Write the next part of the condolence comments on the death of the pug Henry, starting after their final sentence.

Text extract ▸
§

Rest in Peace sweet Henry.  So very sorry for your loss.

Kathy

02/15/2016

I couldn’t read all the way through the first time - - it is hard to see through a water fall . . .BUT when I got to “running low on pumpkin bread” I just laughed out loud!  Yes, Indeed “running low”.  grin

Susan States

02/15/2016

So sad to hear Henry has passed. Such a sweet soul Henry will be missed by all the OBP family. Rest in peace Henry-you will never be far from our thoughts and Corrine your family will be in my prayers during this difficult time. Pug hugs from pastor sue & the Colorado 3

PG and the AZ Pugs

02/15/2016

My absolute deepest sympathies. Your fur family has been part of my family for many years. I have rejoiced with you in the many, many posts of happy times with your entire gang, and mourned the losses of Sol, Luna, and Baby Benny. You have taught all of us how to be good stewards of aging pets and how make the most of every moment. I am so sorry about the loss of Brave Henry, but know he is frolicking with his siblings now.

Becky

02/15/2016

I am so sorry for the loss of Henry. Having just lost our sweet Jackie exactly one week ago today, I know how painful this must be for you both. I truly believe he is reunited with his beloved siblings.  So sorry for this latest blow to your family.

Nancy

02/15/2016

I wish you both all the peace in the world.  You were THE BEST pug parents bar none.  Henry spent his senior years (all his years) doing the things he loved with the peeps he loved, what more could any of us ask for in the end.  Thank you for sharing the joy of pugs.  While I knew it was going to happen soon that did not make it any easier.  Henry, you were always my secret favorite.

Brenda and Baby Jo

02/15/2016

I am writing this in tears. Henry was such a strong and courageous pug! He was so blessed to have such a loving family.

Lisa

02/15/2016

For years I have looked forward to reading your blog every morning before starting my day…and I knew this day was coming and have dreaded it. I can’t believe they’re all gone. I’m so heartbroken right now so I can only imagine how you must feel. You taught us so much about caring for our fur babies and its amazing how much pugs are alike. Yours were so much like mine. I can’t bear the thought of not reading about them everyday… your blog will be missed more than you can imagine. My deepest sympathies to you and your family.

diane

02/15/2016

Thinking of you at this sad time.  Henry is a love.

Heather

02/15/2016

Just sitting here thinking of you all. Love you so much Sweet Henry boy.

Krissy

02/15/2016

I am so sorry for your loss. I have read this daily blog for years and have so enjoyed getting to know your puggies. I too cried this morning, as soon as I saw the title of the post. I cried when each of them crossed the rainbow bridge, as I am crying again just trying to get this out… Reading about your puggies has helped me through so much with my own 3 puggies over the years (two are special needs girls from CPR!!) Thank you so much for all you have done for your puggies to give them amazing lives. And thank you for sharing them will all of us!

Elizabeth

02/15/2016

I’m so very sorry for your loss…you tried so hard to maintain his life here on Earth. But recognizing that he had no quality of life and letting go—- I am in awe of your courage and love for your sweet Henry.  Rest in peace little one.

Sue VDB

02/15/2016

Keep coming back and reflecting on the last two years.  These babies were so much a part of our daily lives, and now what do we do?  Most importantly, what do you do?

§

Record list ▸
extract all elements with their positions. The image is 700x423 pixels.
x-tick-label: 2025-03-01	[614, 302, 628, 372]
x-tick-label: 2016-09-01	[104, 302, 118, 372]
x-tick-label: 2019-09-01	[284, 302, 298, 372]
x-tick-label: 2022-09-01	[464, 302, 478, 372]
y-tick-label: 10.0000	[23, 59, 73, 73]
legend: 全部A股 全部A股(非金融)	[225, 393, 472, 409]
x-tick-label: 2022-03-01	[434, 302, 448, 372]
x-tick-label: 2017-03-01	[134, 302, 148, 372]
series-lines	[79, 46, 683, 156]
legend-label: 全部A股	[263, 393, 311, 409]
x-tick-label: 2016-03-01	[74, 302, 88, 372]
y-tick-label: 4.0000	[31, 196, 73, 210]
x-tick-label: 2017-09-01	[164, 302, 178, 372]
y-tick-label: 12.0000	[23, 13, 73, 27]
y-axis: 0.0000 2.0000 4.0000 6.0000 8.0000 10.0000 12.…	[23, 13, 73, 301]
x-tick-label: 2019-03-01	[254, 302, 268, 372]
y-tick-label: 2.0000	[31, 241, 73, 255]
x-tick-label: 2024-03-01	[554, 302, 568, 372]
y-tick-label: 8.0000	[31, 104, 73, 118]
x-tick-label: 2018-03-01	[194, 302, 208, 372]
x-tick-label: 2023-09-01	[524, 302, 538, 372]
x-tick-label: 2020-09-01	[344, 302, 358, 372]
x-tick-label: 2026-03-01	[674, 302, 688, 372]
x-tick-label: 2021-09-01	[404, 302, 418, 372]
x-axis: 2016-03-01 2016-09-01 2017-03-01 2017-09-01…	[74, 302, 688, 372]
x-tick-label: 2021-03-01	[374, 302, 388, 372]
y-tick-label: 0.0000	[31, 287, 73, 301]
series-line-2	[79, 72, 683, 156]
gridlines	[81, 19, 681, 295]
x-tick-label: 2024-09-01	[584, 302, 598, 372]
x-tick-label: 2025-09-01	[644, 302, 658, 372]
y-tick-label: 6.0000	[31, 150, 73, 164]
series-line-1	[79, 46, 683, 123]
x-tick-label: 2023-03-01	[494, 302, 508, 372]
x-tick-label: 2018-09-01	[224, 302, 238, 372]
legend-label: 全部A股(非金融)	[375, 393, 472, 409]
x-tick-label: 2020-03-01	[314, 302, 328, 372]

§

Solved problem ▸
Wish I could give each of you a huge hug. Grammy wrote a very moving response.  I can’t imagine the devastation all of you are feeling over the loss of the last pug standing…sweet, sweet Henry. 

While we mourn, I am also smiling over the thought of the four exciting reunions.

How is Cupid?  I know she knows Henry is gone and wonder if she misses him much.  The last pictures of her and Henry made me wonder if she knew something.


Julie, Izzy & Luke

02/15/2016

Having come to be owned by 2 pugs about 9 yrs ago, I couldn’t get enough of them, and found your blog. It has been the first thing I’ve checked over the years when starting my day. Thank you for sharing your many stories and your lives with us! It has brightened my days just to see what the scoop was, a cute picture, how wonderful a life your gang had along with giving me endless information. My heart is broken, my sympathies to you at this time. We’ll miss you Henry.

Gina

02/15/2016

There are no words. Sending so much love and pug hugs to Henry’s folks. #foreverhenrystrong

Susan States

02/15/2016

Becky Sending prayers for your family too-sorry for your loss. Just know Jackie is playing with Benny, Luna, Sol & now Henry at the Rainbow Bridge. Pug hugs from pastor Sue & the Colorado 3

Wendi

02/15/2016

Oh I am so sorry ladies. Thanks for giving Henry and the other 3 such a loving home all these years.Many puggy puggy hugs to yiu from me and my guys but also from the whole CFPR family
Wendi

Punchbugpug

02/15/2016

Such sad news….We are so very, very, sorry for the loss of Henry.  Seems almost too very hard to take in.  Making that decision is one of the hardest we ever make as a pet-owner.  But done from love. 

We have loved sharing in reading your lives over the many years we have blogged.  I’m sure they are all together and whole and waiting for the day you join them.  Until then, I wish you peace and healing.  Hugs, Punchy

Brenda

02/15/2016

So very sorry to hear about Henry. What a beautiful courageous pug. He was so blessed to have such a loving family.

Brenda

02/15/2016

Writing this in tears. Henry was a courageous and beautiful pug. He was blessed with such a loving family. I will miss him.

pug mama - Jen C.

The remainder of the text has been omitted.